• **Written exercise**: In the entries below, find the lines that contain the word "LinkedIn" and copy them.

• **Data section**:
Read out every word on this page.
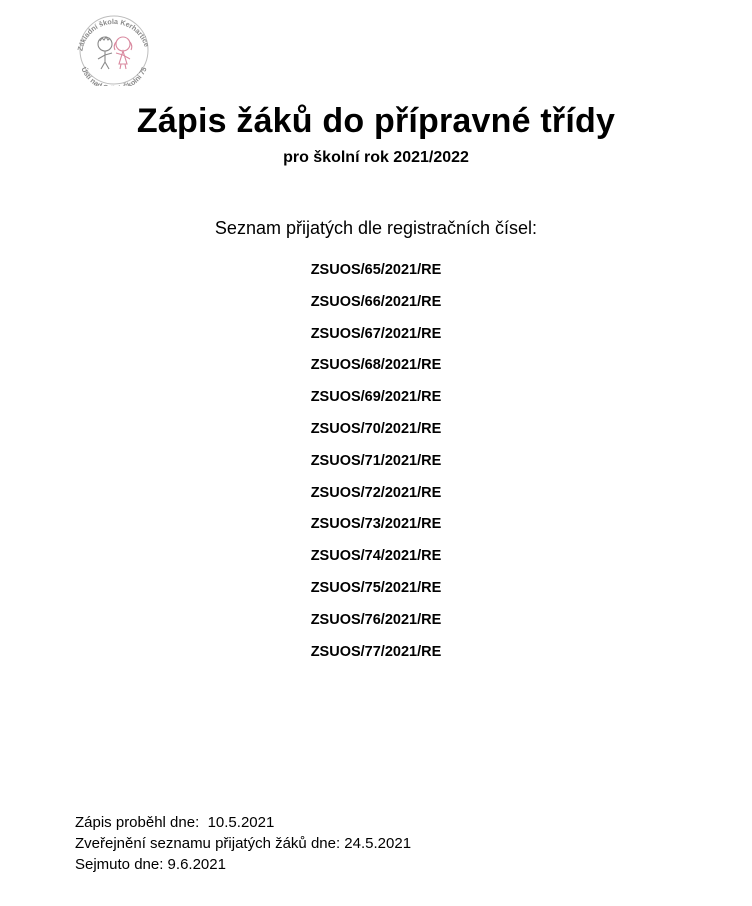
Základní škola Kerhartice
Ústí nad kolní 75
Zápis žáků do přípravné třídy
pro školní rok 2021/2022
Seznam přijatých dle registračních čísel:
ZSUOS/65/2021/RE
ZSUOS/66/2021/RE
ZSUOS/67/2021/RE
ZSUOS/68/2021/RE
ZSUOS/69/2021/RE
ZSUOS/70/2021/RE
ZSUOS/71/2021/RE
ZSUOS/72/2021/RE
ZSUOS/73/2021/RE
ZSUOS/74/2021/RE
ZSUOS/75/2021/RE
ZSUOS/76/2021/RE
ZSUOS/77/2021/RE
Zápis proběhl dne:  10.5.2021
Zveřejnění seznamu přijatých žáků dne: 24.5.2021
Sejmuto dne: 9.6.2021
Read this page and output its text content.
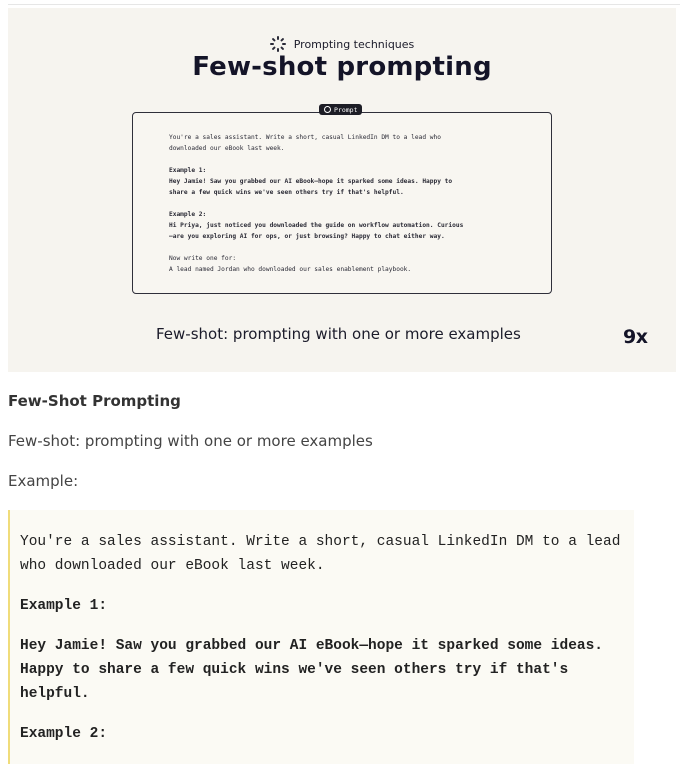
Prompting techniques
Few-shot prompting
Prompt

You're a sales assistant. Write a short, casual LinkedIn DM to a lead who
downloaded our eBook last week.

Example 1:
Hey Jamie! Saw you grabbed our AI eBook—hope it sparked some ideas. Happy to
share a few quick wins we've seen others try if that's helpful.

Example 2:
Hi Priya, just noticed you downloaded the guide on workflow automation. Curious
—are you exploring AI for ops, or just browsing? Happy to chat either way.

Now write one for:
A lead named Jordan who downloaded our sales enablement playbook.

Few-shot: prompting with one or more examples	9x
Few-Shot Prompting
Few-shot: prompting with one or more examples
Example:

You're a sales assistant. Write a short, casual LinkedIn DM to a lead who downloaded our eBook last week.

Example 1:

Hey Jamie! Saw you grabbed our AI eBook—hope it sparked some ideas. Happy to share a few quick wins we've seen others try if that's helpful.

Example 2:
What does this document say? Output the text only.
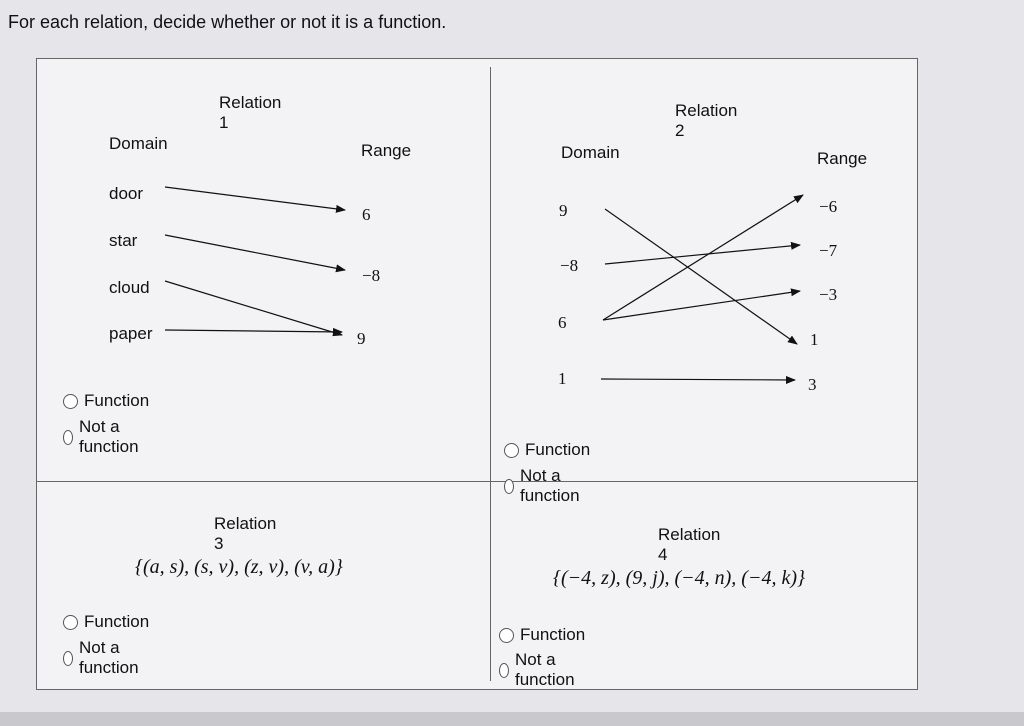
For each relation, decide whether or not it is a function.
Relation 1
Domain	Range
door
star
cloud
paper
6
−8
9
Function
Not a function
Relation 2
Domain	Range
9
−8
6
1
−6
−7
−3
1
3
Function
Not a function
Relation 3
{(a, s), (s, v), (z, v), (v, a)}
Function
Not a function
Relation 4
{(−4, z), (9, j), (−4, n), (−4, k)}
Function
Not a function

...

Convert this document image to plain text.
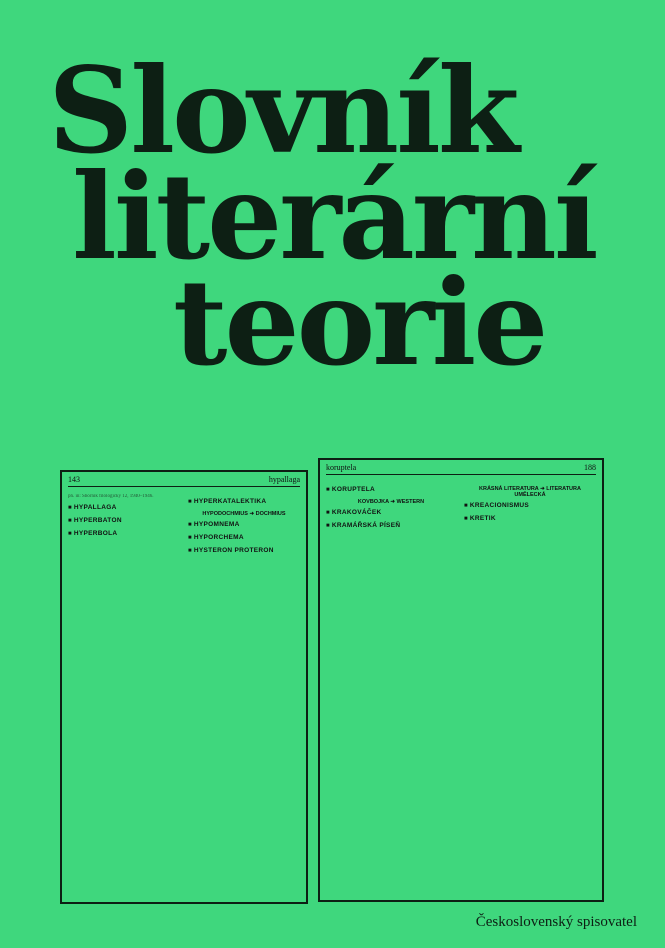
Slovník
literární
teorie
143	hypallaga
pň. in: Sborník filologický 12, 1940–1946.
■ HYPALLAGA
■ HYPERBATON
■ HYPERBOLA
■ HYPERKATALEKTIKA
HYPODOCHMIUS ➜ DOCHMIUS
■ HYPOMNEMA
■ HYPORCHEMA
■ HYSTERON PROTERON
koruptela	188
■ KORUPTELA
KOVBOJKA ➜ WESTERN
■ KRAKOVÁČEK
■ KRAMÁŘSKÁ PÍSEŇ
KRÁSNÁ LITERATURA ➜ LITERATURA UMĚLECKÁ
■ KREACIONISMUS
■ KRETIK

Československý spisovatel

• **The completed task**:
You're a sales assistant. Write a short, casual LinkedIn DM to a lead who
You're a sales assistant. Write a short, casual LinkedIn DM to a lead who downloaded our eBook last week.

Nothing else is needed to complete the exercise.